■ **SET PROBLEM**
Search the material below for the string "агропромышленного" and extract each line that has it.
BEGIN MATERIAL SUPPLIED
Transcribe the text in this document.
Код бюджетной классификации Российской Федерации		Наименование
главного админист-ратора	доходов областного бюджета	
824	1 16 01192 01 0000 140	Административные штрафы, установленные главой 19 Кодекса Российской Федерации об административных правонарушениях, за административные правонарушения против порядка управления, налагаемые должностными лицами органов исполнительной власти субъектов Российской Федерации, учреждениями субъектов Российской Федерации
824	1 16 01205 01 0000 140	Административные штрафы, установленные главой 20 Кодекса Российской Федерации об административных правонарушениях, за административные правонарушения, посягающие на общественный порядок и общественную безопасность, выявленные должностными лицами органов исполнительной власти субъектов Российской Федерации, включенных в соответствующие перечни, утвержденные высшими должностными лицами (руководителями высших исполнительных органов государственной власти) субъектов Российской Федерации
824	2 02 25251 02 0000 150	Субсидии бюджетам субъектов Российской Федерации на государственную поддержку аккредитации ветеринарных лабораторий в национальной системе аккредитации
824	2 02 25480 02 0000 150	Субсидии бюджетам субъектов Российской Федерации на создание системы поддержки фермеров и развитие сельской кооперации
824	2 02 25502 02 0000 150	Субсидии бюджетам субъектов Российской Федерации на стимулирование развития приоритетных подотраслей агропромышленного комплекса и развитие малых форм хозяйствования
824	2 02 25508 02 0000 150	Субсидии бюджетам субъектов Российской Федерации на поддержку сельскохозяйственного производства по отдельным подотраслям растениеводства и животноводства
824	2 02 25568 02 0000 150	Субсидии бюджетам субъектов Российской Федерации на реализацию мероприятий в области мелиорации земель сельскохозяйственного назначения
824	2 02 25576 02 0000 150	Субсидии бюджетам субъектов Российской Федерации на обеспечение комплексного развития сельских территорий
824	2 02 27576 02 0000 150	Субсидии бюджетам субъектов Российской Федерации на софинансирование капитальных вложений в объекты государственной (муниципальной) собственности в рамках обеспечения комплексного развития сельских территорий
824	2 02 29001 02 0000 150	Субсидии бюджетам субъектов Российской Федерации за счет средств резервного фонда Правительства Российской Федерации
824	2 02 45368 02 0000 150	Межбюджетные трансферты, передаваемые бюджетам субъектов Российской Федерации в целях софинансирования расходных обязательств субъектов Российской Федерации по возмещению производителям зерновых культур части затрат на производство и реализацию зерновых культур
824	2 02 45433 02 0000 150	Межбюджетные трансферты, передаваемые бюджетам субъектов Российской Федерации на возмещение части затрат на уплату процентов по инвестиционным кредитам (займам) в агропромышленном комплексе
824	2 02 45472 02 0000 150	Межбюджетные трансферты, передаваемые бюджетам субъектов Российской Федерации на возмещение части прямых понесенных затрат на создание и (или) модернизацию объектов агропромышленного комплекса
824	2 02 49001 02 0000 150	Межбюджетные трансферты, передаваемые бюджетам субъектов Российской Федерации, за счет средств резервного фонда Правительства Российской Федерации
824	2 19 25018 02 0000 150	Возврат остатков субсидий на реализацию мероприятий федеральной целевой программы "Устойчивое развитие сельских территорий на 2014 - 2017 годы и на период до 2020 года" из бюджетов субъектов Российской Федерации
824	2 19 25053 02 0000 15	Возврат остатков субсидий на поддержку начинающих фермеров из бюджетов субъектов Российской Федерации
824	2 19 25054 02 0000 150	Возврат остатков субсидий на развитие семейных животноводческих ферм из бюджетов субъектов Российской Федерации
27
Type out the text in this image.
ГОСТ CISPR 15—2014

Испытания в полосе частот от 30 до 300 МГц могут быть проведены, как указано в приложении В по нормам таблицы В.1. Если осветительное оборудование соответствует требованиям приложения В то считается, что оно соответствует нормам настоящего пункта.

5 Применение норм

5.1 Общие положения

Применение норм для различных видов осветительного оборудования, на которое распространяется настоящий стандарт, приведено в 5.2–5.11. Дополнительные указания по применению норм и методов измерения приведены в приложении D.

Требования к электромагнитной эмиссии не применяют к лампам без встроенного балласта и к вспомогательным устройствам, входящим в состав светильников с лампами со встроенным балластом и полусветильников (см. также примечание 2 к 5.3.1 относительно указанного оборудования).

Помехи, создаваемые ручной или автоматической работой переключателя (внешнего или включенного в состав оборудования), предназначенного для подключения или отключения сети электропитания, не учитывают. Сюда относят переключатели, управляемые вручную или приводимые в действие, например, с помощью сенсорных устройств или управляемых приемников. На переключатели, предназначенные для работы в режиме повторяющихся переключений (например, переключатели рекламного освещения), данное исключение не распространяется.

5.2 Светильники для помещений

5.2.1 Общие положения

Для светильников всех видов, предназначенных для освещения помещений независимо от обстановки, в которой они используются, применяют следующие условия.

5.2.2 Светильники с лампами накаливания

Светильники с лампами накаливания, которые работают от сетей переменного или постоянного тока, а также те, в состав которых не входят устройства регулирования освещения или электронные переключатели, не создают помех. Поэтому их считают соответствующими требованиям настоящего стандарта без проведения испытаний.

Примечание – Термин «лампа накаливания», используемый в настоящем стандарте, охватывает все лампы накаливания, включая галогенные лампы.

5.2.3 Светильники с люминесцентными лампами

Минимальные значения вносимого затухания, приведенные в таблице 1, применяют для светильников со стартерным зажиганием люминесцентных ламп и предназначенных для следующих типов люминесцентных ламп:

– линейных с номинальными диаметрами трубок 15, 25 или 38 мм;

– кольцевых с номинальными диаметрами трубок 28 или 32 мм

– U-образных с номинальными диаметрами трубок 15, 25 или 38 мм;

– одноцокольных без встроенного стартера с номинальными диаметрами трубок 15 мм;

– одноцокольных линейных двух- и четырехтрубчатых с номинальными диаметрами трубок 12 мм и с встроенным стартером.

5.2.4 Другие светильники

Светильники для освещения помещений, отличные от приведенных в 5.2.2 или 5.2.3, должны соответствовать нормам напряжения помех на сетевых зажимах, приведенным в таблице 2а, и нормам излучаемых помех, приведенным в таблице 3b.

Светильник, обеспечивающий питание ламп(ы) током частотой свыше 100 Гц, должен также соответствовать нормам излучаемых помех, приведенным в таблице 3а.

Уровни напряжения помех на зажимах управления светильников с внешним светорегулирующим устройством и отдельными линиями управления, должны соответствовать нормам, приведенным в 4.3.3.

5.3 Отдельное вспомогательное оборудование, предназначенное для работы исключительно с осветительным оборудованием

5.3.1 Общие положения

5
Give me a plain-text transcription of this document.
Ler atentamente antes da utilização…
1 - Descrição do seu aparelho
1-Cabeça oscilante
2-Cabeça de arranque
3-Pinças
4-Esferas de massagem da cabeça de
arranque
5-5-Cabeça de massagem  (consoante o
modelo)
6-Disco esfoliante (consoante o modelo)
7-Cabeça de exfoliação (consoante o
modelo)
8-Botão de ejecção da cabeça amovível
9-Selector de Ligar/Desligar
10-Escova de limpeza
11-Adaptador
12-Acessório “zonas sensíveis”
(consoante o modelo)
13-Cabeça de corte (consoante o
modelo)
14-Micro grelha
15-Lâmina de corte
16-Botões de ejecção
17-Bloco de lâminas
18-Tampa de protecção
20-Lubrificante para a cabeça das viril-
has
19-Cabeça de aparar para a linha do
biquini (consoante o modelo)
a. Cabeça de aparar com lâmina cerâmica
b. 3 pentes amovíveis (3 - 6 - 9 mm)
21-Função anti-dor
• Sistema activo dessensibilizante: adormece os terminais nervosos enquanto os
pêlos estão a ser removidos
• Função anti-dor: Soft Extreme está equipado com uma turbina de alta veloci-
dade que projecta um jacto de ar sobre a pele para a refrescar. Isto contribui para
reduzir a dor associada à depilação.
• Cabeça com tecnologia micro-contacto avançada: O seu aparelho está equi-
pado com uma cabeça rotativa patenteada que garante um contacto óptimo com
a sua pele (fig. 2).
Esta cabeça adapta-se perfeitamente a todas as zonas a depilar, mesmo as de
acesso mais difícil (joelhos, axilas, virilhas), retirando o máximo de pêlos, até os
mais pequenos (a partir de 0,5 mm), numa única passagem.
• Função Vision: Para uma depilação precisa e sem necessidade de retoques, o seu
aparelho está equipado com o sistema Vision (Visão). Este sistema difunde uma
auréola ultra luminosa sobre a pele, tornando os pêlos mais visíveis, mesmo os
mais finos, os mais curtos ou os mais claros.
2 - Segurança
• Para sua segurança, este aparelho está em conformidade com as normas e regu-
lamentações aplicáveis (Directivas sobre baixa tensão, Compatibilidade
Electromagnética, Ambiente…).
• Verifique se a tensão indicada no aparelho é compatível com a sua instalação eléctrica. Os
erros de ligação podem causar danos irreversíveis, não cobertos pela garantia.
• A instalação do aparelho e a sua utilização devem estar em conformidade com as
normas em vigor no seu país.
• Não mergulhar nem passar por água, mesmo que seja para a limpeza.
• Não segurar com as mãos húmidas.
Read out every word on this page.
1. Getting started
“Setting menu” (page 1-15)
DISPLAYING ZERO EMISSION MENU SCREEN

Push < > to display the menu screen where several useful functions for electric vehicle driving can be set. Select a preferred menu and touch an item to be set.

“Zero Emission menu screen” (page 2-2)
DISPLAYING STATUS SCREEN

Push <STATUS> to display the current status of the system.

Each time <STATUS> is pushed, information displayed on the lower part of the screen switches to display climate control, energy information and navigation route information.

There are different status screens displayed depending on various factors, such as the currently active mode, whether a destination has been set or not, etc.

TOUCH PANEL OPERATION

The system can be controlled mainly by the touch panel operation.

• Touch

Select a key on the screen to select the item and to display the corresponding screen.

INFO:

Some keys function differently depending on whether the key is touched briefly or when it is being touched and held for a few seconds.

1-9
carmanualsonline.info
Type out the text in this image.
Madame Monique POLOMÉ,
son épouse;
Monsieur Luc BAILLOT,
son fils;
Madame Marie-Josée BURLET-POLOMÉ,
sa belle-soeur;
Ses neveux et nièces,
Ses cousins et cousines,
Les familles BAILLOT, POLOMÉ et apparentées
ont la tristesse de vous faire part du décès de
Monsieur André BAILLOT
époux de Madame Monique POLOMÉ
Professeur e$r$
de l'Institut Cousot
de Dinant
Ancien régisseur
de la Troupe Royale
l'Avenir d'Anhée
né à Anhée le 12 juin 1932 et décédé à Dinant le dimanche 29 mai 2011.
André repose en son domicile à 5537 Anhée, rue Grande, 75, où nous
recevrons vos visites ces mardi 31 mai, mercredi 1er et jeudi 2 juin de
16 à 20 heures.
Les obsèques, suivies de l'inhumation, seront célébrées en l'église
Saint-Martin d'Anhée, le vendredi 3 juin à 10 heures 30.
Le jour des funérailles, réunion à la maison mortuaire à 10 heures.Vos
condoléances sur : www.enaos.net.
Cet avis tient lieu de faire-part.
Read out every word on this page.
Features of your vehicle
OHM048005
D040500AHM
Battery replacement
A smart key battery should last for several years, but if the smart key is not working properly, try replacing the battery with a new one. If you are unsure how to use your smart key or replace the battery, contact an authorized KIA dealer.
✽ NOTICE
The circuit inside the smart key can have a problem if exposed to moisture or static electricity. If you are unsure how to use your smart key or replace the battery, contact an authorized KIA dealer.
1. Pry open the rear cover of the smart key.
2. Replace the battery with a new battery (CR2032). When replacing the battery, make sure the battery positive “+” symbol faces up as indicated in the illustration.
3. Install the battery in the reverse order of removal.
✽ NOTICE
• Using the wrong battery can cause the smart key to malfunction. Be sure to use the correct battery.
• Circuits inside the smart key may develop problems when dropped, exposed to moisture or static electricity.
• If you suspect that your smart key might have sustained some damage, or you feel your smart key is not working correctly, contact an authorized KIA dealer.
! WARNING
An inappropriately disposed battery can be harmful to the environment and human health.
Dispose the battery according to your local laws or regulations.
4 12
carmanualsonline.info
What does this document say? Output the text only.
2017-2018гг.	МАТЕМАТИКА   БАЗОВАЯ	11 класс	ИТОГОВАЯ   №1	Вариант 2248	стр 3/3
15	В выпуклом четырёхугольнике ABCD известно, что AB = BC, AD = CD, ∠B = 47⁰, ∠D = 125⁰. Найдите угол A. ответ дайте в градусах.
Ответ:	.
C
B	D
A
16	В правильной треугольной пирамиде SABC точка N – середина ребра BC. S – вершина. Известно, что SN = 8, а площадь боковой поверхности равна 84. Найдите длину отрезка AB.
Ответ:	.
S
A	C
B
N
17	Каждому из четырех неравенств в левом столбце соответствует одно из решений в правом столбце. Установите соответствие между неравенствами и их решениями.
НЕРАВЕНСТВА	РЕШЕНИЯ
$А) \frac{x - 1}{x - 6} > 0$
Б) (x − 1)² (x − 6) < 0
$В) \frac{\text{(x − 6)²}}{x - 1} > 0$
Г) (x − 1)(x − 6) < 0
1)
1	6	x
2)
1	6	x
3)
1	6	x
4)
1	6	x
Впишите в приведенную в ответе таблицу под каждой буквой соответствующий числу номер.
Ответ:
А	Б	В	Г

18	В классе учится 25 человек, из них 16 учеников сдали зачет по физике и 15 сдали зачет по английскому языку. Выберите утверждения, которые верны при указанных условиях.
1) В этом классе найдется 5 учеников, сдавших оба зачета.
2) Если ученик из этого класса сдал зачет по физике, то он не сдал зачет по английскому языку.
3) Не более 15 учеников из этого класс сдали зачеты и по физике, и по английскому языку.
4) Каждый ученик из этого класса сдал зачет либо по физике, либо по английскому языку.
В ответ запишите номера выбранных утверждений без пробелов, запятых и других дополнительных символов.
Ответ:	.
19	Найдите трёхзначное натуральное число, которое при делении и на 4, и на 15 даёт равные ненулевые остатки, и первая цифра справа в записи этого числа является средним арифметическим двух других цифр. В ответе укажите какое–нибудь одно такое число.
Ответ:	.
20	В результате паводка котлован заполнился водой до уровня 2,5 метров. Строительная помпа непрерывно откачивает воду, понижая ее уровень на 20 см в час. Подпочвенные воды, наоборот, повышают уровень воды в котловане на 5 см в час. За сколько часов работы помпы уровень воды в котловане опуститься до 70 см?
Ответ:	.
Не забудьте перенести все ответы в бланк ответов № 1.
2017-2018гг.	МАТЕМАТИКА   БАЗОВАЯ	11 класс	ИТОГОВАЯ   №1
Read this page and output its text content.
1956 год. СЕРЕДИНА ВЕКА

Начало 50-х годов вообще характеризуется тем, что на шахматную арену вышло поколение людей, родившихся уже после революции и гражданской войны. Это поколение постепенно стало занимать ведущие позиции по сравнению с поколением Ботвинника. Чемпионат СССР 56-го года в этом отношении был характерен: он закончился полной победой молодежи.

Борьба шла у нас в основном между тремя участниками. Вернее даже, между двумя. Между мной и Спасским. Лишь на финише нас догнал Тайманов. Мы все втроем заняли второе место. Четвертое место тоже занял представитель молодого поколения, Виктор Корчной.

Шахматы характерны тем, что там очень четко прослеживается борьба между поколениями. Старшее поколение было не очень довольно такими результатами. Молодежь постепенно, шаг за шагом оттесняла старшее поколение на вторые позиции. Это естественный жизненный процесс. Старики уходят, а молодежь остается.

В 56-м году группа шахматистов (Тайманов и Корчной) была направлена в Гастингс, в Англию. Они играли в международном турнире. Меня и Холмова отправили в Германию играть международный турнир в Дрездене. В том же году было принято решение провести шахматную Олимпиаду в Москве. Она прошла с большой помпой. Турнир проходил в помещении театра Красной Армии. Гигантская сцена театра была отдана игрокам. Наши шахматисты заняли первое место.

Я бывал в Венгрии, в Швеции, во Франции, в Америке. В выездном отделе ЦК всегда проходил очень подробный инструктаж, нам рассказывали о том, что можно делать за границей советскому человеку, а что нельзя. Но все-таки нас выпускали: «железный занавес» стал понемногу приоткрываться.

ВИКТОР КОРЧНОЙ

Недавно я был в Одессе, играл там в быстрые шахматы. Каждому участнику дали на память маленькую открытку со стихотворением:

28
END MATERIAL SUPPLIED
■ **TASK RESPONSE**
824	2 02 25502 02 0000 150	Субсидии бюджетам субъектов Российской Федерации на стимулирование развития приоритетных подотраслей агропромышленного комплекса и развитие малых форм хозяйствования
824	2 02 45472 02 0000 150	Межбюджетные трансферты, передаваемые бюджетам субъектов Российской Федерации на возмещение части прямых понесенных затрат на создание и (или) модернизацию объектов агропромышленного комплекса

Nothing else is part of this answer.